** Required tasks **
1. In the passage about Thought Assessors, what does it say rodents seem to rely on exclusively for decisions whose consequences are more than a few seconds out?
2. In the passage about Thought Assessors, which guesses are named as associated with Prinsesstårta?
3. Continue the passage about Thought Assessors and the nauseous cake order past its last sentence.

** Text shown **
_ _ _

7.5.1 The other Thought Assessors. Or: The heroic feat of ordering a cake for next week, when you’re feeling nauseous right now
By the way, what of the other Thought Assessors? Prinsesstårta, after all, is not just associated with “valence guess”, but also “sweet taste guess”, “salivation guess”, etc. Do those play any role?
Sure! For one thing, as I bring the fork towards my mouth, on the verge of consummating my cake-eating plan, I’ll start salivating and releasing cortisol in preparation.
But what about the process of foresighted planning (calling the bakery etc.)? I argued here that rodents seem to relying exclusively on valence for decisions whose consequences are more than a few seconds out. But I wouldn’t make such a strong statement for humans. For humans (and I think other primates), I think the other, non-valence-function, Thought Assessors are at least somewhat involved even in long-term planning.
For example, imagine you’re feeling terribly nauseous. Of course your Steering Subsystem knows that you’re feeling terribly nauseous. And then suppose it sees you thinking a thought that seems to be leading towards eating. In that case, the Steering Subsystem may say: “That’s a terrible thought! Negative valence!”
OK, so you’re feeling nauseous, and you pick up the phone to place your order at the bakery. This thought gets weakly but noticeably flagged by the Thought Assessors as “likely to lead to eating”. Your Steering Subsystem sees that and says “Boo, given my current nausea, that seems like a bad thought.” It will feel a bit aversive. “Yuck, I’m really ordering this huge cake??” you say to yourself.

_ _ _

** Given data **

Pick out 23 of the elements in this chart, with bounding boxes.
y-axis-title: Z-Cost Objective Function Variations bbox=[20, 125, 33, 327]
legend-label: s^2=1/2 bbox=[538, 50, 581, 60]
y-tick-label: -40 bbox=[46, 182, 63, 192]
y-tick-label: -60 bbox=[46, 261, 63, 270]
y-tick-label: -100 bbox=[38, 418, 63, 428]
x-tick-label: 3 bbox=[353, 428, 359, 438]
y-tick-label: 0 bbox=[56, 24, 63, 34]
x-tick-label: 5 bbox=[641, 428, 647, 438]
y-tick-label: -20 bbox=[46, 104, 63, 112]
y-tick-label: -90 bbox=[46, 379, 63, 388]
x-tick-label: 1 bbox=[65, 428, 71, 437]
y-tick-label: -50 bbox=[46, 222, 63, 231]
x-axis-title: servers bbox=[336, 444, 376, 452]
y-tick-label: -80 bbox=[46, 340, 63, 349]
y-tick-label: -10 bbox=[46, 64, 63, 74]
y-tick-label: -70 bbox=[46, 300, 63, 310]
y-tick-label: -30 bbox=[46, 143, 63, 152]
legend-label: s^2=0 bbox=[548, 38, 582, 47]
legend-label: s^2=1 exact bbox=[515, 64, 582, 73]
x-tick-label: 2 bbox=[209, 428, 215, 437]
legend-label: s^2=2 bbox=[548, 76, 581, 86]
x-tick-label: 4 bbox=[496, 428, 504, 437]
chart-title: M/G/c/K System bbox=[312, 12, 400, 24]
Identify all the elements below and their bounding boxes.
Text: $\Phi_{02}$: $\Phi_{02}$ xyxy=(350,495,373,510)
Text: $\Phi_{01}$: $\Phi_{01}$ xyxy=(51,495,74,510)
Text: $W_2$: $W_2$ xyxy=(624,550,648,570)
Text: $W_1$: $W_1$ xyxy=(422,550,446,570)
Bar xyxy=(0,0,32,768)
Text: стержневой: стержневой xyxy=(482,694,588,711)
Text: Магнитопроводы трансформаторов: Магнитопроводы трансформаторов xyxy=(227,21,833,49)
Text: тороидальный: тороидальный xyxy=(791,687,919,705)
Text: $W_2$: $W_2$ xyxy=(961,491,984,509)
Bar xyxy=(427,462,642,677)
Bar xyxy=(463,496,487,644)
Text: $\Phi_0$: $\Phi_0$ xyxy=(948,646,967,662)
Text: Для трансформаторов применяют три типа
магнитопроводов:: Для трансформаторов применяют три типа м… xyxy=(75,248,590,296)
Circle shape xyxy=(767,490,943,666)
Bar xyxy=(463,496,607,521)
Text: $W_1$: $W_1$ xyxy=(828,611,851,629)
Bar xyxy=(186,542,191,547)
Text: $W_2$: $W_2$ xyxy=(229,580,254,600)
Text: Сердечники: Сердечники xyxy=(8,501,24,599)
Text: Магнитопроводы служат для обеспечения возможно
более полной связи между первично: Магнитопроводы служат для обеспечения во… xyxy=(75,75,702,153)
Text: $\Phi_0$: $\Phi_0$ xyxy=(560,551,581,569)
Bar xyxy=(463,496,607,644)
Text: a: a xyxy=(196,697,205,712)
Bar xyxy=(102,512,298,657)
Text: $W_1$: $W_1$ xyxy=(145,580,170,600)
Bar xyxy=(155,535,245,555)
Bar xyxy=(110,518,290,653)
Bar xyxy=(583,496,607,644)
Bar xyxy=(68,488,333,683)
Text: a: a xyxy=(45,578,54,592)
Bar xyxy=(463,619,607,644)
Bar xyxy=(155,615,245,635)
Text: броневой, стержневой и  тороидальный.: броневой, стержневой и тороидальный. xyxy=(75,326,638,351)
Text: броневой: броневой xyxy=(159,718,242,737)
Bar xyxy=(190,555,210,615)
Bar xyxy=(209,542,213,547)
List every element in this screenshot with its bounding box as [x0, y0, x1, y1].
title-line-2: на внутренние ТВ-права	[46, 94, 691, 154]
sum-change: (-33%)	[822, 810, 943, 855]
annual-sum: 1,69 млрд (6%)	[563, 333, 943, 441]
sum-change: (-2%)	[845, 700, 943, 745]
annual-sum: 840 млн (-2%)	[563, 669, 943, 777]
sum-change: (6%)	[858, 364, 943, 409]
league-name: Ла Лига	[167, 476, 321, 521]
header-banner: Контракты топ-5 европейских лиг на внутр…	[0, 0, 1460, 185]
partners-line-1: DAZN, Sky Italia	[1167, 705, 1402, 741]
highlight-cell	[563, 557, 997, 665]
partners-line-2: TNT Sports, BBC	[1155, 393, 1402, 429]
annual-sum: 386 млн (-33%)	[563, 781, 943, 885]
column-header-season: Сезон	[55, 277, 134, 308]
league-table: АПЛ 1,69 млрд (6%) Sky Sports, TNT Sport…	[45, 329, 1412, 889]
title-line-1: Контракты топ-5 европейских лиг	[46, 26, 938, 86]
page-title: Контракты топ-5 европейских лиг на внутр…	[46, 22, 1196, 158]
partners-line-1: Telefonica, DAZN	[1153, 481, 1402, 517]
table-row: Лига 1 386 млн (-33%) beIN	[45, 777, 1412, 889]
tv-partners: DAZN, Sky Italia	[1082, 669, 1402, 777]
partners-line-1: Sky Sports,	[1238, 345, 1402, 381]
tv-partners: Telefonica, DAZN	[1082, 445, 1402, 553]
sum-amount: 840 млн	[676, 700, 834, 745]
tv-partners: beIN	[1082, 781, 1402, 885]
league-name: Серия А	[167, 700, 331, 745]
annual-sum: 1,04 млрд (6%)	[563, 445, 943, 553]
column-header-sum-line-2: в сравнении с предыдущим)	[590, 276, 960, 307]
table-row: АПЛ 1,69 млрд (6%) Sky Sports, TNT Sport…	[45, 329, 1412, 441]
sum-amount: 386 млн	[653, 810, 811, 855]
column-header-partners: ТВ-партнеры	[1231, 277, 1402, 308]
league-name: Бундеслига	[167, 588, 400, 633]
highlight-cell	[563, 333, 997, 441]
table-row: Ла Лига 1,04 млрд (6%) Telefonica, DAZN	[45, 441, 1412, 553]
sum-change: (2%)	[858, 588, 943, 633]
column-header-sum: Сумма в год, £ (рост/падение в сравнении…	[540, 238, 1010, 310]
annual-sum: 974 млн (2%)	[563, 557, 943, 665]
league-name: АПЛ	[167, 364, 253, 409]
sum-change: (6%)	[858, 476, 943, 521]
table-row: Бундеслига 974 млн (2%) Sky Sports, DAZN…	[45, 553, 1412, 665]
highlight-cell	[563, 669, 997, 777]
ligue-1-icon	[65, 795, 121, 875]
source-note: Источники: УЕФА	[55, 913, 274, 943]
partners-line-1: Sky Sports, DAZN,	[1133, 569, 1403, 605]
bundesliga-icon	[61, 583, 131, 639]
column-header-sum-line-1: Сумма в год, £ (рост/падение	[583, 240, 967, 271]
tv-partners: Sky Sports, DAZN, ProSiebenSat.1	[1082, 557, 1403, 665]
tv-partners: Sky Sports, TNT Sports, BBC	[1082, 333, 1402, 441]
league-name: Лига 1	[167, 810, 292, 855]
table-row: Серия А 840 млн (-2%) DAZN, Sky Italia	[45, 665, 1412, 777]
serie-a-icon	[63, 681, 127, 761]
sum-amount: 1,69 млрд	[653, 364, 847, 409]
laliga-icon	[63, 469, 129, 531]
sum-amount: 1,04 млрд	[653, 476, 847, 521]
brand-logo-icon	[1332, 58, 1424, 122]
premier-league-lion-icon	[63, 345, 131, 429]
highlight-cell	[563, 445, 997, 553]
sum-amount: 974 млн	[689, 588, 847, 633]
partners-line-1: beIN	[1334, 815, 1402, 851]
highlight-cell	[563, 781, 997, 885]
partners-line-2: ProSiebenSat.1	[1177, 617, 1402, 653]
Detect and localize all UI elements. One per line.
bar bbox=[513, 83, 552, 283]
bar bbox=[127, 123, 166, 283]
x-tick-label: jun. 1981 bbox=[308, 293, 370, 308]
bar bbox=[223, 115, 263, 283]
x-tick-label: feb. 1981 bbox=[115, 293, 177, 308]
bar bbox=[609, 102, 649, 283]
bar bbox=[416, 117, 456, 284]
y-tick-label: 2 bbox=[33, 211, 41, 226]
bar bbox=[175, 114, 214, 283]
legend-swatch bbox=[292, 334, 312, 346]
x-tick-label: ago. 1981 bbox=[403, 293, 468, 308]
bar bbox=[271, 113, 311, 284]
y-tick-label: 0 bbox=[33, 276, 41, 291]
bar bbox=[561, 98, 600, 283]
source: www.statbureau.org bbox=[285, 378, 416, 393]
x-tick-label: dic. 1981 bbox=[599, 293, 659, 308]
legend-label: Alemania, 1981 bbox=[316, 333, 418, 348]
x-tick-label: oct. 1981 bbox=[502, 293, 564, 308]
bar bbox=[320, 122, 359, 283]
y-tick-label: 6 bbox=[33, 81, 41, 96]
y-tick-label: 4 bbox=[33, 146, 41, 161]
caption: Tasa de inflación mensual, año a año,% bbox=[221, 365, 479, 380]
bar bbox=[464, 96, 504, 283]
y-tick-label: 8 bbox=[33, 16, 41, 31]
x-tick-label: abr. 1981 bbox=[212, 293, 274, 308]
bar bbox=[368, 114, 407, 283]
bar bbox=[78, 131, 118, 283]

_ _ _

** Responses in order **
1. Valence.

2. "Valence guess," "sweet taste guess," and "salivation guess."

3.
Logically, you know that come next week, when you actually receive the cake, you won’t feel nauseous anymore, and you’ll be delighted to have the cake. But still, right now, you feel kinda gross and unmotivated to order it.
Do you order the cake anyway? Sure! Maybe the valence Thought Assessor is strong enough to overrule the effects of the “will lead to eating” Thought Assessor. Or maybe you call up a different motivation: you imagine yourself as the kind of person who has good foresight and makes good sensible decisions, and who isn’t stuck in the moment. That’s a different thought in your head, which consequently activates a different set of Thought Assessors, and maybe that gets high valence from the Steering Subsystem. Either way, you do in fact call the bakery to place the cake order for next week, despite feeling nauseous right now. What a heroic act!
Changelog
July 2024: Since the initial version, I’ve updated the diagrams (see changelog of previous two posts), and used the term “valence” much more (e.g. instead of “reward” or “value”) now that I have my valence series to link to.
I also added text in various places suggesting that long-term planning is mainly reliant on the “valence guess” Thought Assessor, and that the “visceral” Thought Assessors are comparatively unimportant if we’re talking about more than a few seconds in advance (see here). I didn’t appreciate that fact when I first wrote this.
I also made various smaller wording changes, including in my (vague) discussion of how the brain moves down the purple arrow towards higher-valence thoughts.